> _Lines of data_
--------------------

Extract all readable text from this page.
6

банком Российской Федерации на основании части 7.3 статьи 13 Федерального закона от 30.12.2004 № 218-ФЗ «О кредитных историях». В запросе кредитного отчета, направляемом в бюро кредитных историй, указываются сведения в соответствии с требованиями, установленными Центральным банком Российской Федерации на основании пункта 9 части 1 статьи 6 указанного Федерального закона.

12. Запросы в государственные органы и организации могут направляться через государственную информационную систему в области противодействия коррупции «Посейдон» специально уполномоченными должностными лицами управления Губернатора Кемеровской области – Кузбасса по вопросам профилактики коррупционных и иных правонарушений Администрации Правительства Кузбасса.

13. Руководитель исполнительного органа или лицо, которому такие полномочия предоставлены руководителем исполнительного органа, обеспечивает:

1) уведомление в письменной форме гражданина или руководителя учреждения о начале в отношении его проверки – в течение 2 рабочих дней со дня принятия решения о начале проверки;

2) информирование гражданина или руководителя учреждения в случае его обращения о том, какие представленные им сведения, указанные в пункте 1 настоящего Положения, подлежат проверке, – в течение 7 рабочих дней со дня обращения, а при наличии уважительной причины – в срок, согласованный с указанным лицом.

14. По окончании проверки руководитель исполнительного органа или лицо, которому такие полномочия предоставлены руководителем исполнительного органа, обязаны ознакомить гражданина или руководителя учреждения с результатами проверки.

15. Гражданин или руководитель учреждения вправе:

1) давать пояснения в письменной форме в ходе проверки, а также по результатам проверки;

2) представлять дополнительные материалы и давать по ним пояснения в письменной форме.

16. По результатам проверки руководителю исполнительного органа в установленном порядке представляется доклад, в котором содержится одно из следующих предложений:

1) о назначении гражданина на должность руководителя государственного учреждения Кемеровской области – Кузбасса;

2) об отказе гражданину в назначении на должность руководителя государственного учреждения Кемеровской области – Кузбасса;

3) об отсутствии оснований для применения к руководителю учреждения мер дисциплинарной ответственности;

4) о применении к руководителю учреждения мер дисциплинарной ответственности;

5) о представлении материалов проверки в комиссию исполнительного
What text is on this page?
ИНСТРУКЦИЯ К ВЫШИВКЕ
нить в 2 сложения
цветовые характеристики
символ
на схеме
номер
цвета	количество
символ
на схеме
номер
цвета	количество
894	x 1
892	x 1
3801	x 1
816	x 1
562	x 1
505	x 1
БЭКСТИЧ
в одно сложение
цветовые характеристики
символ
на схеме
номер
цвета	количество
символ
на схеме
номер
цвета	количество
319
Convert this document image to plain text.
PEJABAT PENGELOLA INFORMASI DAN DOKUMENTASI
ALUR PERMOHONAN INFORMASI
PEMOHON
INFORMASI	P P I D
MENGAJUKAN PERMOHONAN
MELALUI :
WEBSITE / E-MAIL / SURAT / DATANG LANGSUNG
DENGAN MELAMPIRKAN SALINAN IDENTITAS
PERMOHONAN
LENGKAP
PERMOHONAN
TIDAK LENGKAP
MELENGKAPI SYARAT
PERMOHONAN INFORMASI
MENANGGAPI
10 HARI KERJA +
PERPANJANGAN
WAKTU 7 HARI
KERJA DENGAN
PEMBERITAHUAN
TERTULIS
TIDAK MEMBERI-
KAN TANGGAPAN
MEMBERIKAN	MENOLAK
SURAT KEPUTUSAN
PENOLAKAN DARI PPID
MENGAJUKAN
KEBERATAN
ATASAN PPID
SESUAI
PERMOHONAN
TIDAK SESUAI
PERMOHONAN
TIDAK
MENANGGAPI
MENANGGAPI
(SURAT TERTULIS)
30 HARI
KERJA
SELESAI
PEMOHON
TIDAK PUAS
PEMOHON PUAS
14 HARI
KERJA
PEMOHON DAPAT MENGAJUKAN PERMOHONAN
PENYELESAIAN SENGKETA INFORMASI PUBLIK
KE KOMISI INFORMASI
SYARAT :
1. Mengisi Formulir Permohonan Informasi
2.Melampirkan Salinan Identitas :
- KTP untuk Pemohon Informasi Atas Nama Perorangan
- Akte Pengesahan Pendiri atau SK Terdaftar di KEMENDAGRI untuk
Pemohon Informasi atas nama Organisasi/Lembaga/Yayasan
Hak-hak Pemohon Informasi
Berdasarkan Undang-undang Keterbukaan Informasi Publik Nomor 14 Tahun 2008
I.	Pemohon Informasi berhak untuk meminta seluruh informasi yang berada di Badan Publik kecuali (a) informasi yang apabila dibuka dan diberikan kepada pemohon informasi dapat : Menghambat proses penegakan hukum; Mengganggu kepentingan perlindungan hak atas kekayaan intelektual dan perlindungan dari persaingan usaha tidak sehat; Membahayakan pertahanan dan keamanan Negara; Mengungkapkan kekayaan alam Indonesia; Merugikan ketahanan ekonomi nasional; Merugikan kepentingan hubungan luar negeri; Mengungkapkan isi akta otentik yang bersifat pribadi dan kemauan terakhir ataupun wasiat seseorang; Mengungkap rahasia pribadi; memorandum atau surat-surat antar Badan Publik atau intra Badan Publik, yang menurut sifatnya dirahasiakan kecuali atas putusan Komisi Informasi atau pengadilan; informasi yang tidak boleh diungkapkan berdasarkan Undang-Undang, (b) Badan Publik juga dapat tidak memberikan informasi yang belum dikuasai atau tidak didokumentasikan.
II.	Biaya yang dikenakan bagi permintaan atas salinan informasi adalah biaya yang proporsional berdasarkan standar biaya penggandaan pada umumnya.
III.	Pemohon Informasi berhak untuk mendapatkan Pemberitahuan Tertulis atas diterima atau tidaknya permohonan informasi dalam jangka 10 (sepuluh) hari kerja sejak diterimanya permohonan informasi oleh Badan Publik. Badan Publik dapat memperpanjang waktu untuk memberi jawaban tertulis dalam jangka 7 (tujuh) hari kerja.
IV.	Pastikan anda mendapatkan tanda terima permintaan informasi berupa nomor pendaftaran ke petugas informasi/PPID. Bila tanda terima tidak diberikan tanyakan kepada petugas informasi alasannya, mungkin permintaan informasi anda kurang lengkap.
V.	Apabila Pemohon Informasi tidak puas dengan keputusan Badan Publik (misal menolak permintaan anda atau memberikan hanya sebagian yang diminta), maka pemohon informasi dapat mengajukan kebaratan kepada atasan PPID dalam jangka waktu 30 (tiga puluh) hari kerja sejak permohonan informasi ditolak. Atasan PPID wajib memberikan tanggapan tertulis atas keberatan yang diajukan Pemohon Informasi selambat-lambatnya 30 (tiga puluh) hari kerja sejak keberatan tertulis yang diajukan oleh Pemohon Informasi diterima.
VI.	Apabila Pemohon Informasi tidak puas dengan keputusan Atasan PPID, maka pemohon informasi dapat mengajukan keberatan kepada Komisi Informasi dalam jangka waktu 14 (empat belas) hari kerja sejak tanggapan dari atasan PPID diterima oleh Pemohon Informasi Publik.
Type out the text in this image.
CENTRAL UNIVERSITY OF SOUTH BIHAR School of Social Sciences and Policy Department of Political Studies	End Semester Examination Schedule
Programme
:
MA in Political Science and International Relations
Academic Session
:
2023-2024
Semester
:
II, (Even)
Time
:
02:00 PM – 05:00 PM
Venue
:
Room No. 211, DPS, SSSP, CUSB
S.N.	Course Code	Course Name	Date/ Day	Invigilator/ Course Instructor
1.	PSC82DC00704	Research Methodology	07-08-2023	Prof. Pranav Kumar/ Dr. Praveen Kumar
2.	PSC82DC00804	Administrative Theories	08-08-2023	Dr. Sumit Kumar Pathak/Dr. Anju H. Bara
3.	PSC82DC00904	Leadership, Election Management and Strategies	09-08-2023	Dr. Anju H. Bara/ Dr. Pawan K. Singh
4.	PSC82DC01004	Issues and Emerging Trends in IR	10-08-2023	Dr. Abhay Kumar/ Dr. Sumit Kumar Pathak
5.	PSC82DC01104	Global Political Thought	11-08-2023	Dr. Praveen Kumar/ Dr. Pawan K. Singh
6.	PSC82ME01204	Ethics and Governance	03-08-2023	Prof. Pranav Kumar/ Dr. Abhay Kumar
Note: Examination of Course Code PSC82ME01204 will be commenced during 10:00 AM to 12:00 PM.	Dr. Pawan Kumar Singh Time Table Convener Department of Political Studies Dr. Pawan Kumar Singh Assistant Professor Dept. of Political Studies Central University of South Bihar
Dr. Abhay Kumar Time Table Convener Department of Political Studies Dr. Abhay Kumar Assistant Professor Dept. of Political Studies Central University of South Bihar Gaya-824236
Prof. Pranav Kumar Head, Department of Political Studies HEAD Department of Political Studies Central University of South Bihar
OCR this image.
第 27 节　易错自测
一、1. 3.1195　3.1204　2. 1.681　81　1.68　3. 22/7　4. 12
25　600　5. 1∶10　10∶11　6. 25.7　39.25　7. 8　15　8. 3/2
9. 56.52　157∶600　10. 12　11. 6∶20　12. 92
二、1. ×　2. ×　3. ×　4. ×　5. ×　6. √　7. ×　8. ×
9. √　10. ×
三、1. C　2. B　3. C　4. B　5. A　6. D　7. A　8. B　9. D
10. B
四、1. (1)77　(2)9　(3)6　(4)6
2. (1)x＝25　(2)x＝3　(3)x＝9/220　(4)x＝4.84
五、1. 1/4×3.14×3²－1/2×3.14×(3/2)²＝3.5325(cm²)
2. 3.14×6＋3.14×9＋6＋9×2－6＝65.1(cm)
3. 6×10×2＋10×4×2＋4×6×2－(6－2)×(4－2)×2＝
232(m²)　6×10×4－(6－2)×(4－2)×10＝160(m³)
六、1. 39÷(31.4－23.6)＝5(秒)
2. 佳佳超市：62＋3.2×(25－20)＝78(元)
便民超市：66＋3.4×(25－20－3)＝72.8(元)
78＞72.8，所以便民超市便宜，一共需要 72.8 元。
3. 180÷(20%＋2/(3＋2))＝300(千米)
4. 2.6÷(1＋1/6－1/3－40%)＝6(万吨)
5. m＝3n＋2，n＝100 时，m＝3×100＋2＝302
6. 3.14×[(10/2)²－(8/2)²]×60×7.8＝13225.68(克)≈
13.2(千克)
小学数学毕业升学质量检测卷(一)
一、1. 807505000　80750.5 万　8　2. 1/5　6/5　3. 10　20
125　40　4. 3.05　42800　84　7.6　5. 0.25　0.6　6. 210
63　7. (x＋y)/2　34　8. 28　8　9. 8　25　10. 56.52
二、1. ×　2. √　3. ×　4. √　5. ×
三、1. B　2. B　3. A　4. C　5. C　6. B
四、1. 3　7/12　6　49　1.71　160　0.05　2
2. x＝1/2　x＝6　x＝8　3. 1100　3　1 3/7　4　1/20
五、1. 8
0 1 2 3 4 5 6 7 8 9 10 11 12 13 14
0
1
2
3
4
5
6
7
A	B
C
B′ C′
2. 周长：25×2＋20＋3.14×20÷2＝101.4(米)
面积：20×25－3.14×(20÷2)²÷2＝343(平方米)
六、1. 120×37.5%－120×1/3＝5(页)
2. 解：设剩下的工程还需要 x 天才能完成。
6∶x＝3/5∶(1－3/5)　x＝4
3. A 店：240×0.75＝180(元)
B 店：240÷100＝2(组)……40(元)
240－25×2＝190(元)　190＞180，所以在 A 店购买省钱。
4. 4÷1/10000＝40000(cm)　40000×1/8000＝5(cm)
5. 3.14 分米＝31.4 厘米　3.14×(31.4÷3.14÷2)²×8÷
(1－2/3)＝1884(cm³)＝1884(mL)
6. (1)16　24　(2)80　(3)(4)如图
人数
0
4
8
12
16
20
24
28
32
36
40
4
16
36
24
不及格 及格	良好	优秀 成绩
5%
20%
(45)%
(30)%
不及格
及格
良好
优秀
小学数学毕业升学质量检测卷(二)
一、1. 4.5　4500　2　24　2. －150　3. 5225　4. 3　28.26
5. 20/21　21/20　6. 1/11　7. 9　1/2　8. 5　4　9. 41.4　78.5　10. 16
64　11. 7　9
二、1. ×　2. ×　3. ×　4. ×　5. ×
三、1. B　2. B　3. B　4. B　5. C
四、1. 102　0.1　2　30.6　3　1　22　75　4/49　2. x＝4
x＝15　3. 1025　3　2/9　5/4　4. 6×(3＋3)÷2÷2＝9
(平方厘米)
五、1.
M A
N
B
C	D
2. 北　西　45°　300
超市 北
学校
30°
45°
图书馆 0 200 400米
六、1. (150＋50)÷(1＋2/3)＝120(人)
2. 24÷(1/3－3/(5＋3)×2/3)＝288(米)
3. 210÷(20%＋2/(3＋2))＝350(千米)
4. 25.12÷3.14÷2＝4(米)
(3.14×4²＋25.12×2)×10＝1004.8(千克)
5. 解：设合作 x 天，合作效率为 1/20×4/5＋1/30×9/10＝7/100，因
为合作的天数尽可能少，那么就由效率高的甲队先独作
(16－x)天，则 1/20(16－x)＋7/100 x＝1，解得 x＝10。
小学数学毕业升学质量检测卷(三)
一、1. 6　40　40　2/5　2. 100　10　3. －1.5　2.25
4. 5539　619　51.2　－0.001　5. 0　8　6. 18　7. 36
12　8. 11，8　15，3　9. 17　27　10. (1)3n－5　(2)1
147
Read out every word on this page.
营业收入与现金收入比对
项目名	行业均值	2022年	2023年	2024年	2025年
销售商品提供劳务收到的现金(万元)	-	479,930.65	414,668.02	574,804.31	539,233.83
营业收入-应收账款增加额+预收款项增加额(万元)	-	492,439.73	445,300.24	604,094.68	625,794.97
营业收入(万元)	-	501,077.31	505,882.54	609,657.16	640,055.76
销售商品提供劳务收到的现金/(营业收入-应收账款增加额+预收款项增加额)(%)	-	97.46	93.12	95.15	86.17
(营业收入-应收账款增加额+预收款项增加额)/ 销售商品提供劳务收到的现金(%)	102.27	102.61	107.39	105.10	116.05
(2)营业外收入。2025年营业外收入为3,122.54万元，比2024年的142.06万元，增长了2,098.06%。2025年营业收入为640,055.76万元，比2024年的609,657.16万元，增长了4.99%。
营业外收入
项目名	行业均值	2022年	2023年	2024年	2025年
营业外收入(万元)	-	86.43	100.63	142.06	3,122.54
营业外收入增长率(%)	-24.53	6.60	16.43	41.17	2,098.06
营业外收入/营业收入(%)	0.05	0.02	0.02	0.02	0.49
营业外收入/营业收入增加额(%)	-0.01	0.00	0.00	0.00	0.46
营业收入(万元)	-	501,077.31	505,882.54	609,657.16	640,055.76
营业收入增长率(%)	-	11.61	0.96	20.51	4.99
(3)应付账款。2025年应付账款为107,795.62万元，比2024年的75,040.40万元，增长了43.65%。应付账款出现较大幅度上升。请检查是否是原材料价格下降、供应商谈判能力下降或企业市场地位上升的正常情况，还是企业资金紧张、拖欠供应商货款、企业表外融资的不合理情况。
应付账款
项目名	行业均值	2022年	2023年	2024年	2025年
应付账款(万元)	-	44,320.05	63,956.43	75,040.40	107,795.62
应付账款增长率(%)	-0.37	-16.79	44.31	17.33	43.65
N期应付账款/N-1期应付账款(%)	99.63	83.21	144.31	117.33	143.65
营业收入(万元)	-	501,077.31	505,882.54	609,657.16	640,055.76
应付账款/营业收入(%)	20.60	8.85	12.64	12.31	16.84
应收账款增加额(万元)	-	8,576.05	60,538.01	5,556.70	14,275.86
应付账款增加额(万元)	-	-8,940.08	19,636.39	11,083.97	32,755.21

--------------------

> _Given exercise_
Scan the material above. Extract every line in which the word "Convener" occurs.

> _Output for this task_
Note: Examination of Course Code PSC82ME01204 will be commenced during 10:00 AM to 12:00 PM.	Dr. Pawan Kumar Singh Time Table Convener Department of Political Studies Dr. Pawan Kumar Singh Assistant Professor Dept. of Political Studies Central University of South Bihar
Dr. Abhay Kumar Time Table Convener Department of Political Studies Dr. Abhay Kumar Assistant Professor Dept. of Political Studies Central University of South Bihar Gaya-824236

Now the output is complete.